=== SET EXERCISE ===
Provide only the number of lines where "EMPLOYMENT" occurs.

=== GIVEN ENTRIES ===
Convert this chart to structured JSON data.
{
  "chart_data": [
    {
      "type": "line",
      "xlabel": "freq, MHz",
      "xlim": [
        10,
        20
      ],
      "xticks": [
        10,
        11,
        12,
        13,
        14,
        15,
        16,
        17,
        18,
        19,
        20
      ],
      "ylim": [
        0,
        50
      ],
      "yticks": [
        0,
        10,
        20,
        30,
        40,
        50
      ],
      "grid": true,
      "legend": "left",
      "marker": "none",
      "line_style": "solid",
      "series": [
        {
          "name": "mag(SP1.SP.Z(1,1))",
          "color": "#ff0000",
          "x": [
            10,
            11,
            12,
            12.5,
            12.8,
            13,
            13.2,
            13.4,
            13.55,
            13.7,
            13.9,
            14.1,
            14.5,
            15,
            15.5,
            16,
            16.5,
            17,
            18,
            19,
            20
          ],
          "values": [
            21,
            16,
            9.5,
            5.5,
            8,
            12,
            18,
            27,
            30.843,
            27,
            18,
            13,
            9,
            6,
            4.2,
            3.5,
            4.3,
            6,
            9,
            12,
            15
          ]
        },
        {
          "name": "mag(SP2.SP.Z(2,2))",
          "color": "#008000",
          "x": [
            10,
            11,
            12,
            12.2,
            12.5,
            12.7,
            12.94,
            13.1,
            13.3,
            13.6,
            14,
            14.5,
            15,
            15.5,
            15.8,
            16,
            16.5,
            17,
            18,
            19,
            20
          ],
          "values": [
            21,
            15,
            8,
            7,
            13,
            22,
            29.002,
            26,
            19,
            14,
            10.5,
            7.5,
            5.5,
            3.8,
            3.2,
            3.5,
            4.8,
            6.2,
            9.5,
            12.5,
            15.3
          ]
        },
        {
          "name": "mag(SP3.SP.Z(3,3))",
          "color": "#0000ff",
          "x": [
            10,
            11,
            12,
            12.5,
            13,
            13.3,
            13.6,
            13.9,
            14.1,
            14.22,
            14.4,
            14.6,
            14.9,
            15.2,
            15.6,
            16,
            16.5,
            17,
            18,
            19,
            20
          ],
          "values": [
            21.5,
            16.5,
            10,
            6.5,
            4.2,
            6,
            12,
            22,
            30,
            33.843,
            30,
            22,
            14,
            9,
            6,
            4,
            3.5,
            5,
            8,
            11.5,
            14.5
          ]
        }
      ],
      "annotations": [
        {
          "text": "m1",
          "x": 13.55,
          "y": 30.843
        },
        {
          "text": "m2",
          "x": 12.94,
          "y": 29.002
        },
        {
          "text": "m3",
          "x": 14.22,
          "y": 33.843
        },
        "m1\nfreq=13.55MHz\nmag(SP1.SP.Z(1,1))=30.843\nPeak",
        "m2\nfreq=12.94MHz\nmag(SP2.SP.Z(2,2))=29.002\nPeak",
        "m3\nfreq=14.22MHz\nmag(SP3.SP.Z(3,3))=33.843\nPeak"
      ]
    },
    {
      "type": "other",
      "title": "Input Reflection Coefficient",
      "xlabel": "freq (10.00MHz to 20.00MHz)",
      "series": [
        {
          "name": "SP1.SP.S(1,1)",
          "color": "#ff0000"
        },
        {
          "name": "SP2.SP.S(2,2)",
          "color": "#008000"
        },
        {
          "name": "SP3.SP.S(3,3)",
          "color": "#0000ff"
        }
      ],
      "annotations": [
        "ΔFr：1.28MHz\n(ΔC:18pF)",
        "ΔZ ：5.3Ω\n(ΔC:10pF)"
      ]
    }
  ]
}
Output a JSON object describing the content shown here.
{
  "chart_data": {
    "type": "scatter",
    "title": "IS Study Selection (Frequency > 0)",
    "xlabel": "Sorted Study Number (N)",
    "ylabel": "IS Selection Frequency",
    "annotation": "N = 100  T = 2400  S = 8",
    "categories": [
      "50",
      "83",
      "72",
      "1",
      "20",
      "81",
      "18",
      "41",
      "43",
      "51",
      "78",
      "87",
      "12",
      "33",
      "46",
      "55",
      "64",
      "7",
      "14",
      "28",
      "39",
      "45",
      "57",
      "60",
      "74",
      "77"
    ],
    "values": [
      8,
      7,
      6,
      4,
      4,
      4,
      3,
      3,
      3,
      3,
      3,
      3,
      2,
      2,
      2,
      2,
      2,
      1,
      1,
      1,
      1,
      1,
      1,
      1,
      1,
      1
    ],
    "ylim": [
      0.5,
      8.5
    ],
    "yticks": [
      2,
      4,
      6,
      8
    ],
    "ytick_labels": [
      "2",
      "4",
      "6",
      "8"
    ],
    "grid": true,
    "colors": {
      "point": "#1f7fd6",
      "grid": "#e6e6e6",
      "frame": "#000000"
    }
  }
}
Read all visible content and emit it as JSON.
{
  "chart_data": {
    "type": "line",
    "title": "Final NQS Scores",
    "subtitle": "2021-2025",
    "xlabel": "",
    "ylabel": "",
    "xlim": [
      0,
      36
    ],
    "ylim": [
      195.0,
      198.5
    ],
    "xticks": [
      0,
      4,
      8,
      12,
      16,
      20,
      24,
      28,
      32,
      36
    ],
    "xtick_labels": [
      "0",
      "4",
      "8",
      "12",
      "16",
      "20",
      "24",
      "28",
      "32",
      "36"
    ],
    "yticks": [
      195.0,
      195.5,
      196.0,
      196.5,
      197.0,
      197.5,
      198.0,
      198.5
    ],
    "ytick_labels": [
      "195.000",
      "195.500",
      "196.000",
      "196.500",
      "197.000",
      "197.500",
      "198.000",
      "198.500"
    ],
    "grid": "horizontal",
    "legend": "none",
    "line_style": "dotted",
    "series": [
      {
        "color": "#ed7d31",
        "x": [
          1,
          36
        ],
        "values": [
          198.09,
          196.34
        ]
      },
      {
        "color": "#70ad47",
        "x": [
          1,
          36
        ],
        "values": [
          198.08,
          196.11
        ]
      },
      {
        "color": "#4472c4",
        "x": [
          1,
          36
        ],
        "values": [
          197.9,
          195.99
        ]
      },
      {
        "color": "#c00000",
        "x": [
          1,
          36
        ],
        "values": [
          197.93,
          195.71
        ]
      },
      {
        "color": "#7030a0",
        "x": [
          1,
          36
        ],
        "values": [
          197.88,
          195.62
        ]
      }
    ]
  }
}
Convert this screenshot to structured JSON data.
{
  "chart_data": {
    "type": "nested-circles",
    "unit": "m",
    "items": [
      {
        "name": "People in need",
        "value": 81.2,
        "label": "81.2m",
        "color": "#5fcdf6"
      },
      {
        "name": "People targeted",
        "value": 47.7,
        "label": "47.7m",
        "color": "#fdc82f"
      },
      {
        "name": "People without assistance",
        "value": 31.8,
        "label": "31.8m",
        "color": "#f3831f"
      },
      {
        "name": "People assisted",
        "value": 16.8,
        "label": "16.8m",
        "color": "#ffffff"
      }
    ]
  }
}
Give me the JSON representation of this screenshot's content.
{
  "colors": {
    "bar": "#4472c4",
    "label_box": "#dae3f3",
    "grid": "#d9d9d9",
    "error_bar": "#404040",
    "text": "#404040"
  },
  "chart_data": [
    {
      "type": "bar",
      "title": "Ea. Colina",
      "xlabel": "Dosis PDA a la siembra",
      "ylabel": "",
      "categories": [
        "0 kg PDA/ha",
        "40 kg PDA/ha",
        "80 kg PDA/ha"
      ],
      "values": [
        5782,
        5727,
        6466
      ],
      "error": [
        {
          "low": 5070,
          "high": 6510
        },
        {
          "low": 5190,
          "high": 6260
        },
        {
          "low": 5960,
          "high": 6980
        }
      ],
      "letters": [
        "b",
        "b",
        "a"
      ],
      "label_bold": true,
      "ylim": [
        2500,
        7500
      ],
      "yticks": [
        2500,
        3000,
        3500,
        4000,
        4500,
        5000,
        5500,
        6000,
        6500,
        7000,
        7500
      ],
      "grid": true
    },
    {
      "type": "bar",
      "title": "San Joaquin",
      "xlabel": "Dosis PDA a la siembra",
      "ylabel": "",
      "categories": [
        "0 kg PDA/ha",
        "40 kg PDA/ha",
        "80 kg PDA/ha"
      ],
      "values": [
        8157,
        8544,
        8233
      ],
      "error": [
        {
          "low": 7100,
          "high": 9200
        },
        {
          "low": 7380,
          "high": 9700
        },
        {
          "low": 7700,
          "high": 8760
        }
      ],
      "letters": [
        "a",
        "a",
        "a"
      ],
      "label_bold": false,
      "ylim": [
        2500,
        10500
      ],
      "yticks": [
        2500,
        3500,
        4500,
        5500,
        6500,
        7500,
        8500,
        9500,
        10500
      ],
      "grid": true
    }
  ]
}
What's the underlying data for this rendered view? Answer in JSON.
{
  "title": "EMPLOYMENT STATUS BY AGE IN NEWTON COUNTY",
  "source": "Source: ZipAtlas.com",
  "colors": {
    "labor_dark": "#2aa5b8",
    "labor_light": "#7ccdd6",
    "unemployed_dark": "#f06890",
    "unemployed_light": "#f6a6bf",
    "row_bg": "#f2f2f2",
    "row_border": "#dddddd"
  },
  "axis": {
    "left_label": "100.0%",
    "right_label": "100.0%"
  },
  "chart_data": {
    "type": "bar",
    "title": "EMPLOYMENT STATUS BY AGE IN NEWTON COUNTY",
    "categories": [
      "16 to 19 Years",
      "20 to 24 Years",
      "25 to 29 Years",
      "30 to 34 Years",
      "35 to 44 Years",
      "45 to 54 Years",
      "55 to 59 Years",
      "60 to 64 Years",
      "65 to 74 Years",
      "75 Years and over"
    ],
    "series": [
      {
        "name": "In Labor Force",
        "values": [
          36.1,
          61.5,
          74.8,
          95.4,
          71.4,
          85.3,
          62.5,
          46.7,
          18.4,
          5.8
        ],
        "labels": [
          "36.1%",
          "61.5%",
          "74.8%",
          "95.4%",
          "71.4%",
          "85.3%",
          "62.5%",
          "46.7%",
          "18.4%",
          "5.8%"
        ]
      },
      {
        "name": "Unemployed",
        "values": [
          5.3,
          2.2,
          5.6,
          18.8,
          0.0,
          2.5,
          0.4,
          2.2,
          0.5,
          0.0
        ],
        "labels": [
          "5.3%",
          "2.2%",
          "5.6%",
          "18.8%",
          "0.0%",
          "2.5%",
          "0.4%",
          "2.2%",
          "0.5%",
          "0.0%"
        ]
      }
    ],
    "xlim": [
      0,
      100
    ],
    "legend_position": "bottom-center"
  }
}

=== SOLUTION TO THIS EXERCISE ===
2